- _Task material_
## begin
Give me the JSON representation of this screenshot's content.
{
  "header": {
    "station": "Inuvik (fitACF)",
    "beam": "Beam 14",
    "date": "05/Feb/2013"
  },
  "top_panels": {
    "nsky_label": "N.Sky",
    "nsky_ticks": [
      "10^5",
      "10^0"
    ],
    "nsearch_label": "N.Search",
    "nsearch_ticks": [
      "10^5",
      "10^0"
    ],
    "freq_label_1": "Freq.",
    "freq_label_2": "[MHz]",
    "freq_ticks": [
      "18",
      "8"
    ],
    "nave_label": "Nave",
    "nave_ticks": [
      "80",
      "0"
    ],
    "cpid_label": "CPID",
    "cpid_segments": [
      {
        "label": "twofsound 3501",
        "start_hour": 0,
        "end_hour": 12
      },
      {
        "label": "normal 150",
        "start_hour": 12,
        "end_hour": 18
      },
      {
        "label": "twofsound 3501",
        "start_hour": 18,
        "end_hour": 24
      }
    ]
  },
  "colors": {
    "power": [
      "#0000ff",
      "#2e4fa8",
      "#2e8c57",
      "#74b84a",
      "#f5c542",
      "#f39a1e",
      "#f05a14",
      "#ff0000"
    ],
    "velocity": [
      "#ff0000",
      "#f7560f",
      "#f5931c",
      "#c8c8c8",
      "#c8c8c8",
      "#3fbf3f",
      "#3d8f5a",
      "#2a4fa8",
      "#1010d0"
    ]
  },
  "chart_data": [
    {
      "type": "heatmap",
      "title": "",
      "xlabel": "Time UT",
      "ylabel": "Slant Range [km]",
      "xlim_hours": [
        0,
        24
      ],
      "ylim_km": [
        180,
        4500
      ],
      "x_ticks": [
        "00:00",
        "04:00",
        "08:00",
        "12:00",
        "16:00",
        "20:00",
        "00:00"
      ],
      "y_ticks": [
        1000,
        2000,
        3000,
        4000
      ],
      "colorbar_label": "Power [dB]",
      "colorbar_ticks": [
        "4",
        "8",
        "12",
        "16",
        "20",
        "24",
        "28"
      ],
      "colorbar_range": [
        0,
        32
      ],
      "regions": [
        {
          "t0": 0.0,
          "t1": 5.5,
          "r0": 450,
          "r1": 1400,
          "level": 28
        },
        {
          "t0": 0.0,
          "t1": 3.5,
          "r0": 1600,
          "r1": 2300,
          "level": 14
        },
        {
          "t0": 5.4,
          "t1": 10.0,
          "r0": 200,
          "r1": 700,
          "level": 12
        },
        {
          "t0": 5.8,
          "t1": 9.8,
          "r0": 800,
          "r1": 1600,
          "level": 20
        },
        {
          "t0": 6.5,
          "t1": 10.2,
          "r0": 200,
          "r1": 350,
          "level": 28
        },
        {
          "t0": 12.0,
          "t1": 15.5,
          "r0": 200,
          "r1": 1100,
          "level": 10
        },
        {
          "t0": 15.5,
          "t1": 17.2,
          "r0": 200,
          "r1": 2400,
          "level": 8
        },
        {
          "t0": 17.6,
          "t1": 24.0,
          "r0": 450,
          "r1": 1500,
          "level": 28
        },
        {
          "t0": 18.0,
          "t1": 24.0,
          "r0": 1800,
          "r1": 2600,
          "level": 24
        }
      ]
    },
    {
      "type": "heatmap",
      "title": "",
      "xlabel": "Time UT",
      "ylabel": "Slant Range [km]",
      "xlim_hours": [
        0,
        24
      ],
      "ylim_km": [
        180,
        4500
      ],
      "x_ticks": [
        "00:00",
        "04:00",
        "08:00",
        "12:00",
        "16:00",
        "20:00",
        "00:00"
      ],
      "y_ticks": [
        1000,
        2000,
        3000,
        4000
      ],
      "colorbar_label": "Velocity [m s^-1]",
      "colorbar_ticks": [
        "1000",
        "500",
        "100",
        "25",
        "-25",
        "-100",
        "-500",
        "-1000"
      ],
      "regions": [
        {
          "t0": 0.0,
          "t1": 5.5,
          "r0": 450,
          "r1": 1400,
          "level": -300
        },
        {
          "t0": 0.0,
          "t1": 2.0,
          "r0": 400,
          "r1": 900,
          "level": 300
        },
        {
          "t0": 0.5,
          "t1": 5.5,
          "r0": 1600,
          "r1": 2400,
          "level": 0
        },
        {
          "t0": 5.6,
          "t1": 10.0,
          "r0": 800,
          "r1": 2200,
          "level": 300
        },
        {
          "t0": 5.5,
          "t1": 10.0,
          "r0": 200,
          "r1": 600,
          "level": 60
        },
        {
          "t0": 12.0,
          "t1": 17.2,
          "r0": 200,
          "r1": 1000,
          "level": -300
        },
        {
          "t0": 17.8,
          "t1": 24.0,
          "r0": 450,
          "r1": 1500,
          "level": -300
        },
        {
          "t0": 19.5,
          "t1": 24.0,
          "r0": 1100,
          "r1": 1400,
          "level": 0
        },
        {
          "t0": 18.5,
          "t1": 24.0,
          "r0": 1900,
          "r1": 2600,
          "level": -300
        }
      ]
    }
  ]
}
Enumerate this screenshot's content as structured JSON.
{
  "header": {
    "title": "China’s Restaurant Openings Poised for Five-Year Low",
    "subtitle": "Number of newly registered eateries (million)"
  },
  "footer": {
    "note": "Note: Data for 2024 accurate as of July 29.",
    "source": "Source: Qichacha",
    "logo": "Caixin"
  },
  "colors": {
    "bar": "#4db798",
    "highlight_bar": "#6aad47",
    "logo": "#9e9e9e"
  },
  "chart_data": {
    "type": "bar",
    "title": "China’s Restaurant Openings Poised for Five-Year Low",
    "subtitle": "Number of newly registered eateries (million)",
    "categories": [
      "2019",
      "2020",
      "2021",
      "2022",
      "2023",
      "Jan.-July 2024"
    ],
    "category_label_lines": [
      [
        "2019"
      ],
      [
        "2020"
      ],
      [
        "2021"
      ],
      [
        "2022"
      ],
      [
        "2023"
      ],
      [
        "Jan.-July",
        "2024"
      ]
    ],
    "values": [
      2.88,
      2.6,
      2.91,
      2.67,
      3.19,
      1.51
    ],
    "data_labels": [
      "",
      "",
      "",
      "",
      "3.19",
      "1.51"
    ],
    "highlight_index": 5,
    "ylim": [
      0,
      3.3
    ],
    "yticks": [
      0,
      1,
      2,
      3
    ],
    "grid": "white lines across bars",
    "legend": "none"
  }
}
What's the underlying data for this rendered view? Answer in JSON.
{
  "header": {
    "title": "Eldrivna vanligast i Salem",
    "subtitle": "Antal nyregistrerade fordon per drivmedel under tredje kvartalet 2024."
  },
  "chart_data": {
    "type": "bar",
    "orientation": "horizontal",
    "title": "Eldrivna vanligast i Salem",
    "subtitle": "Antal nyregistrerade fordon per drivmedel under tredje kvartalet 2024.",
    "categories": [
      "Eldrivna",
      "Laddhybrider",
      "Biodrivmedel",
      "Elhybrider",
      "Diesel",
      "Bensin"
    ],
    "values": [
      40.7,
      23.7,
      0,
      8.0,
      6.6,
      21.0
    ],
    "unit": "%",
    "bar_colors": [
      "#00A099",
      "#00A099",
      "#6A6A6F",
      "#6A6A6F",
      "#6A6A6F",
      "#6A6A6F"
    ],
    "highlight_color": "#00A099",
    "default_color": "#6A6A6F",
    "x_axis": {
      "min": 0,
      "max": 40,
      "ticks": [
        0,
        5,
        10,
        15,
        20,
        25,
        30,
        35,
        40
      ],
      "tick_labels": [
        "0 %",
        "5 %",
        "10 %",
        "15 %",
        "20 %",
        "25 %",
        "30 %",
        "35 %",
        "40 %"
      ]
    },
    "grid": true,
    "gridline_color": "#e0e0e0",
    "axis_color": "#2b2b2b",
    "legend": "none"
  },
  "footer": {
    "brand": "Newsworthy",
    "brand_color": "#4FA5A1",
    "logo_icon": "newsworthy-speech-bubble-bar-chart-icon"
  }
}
## end
- _Exercise objective_
Find the lines containing "nyregistrerade" and pull them out.

- _The reply_
    "subtitle": "Antal nyregistrerade fordon per drivmedel under tredje kvartalet 2024."
    "subtitle": "Antal nyregistrerade fordon per drivmedel under tredje kvartalet 2024.",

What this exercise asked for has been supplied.